WHAT THIS TASK INVOLVES:
Filter the records below and copy every line containing the word "Electrical".

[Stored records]
┏━━
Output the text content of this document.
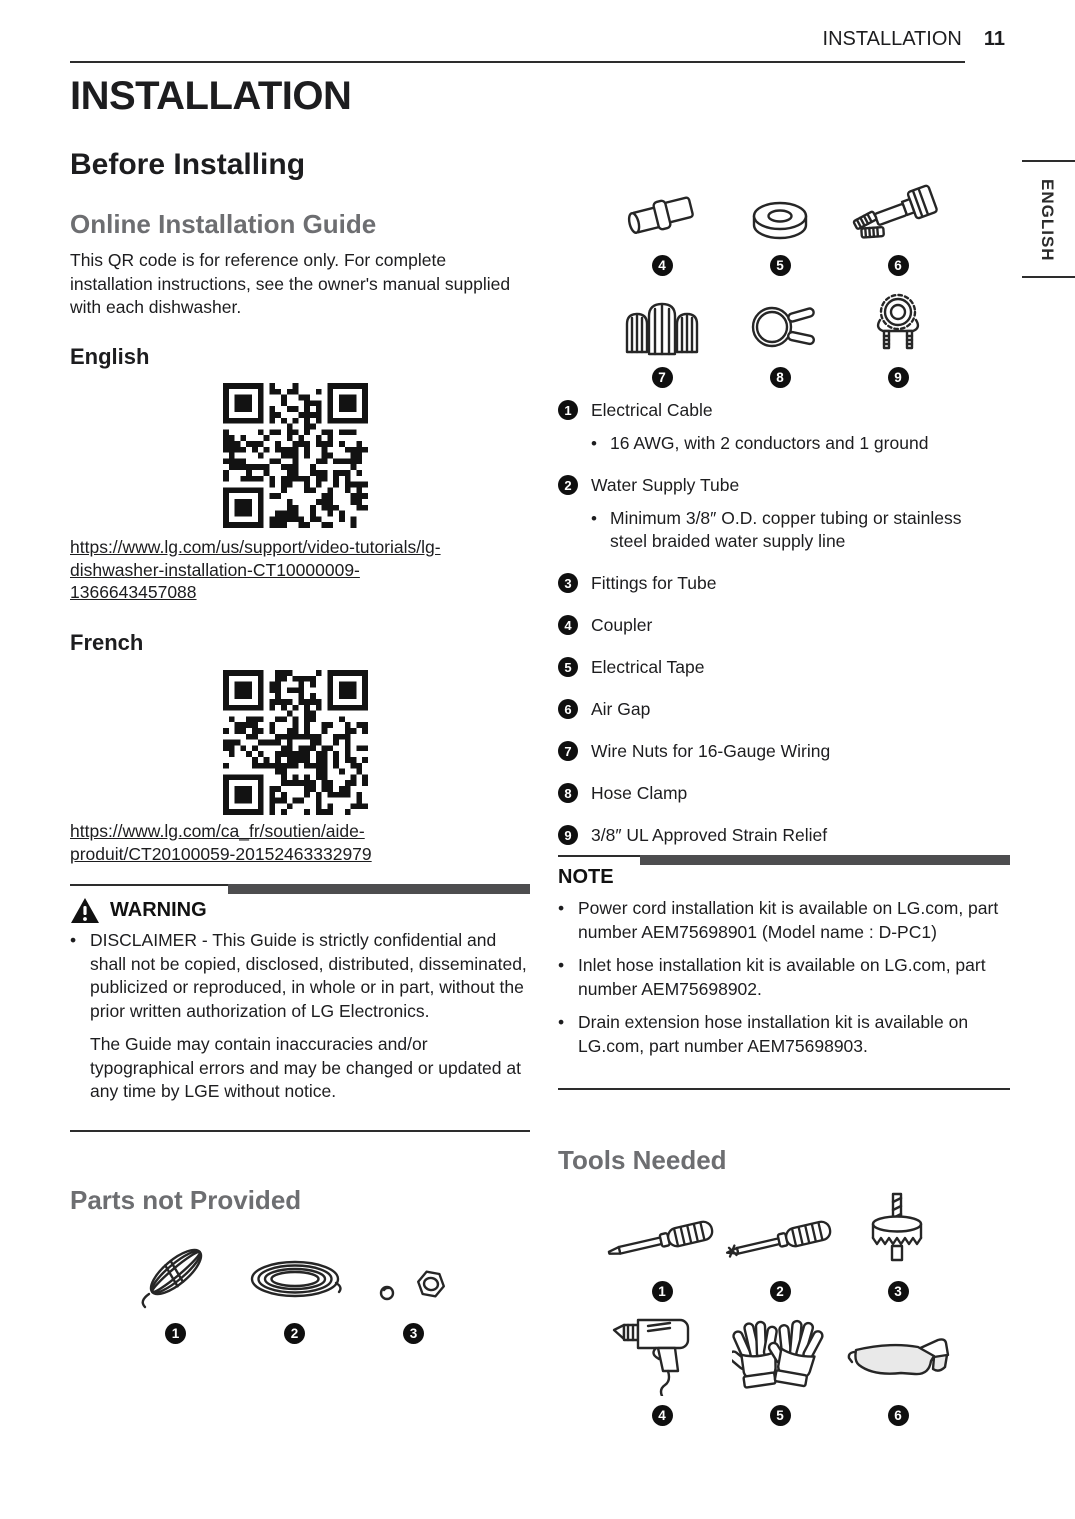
INSTALLATION 11
ENGLISH
INSTALLATION
Before Installing
Online Installation Guide
This QR code is for reference only. For complete installation instructions, see the owner's manual supplied with each dishwasher.
English
https://www.lg.com/us/support/video-tutorials/lg-dishwasher-installation-CT10000009-1366643457088
French
https://www.lg.com/ca_fr/soutien/aide-produit/CT20100059-20152463332979
WARNING
•
DISCLAIMER - This Guide is strictly confidential and shall not be copied, disclosed, distributed, disseminated, publicized or reproduced, in whole or in part, without the prior written authorization of LG Electronics.
The Guide may contain inaccuracies and/or typographical errors and may be changed or updated at any time by LGE without notice.
Parts not Provided
1	2	3
4	5	6
7	8	9
1	Electrical Cable
•
16 AWG, with 2 conductors and 1 ground
2	Water Supply Tube
•
Minimum 3/8″ O.D. copper tubing or stainless steel braided water supply line
3	Fittings for Tube
4	Coupler
5	Electrical Tape
6	Air Gap
7	Wire Nuts for 16-Gauge Wiring
8	Hose Clamp
9	3/8″ UL Approved Strain Relief
NOTE
•
Power cord installation kit is available on LG.com, part number AEM75698901 (Model name : D-PC1)
•
Inlet hose installation kit is available on LG.com, part number AEM75698902.
•
Drain extension hose installation kit is available on LG.com, part number AEM75698903.
Tools Needed
1	2	3
4	5	6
┗━━
ANSWER BELOW:
1	Electrical Cable
5	Electrical Tape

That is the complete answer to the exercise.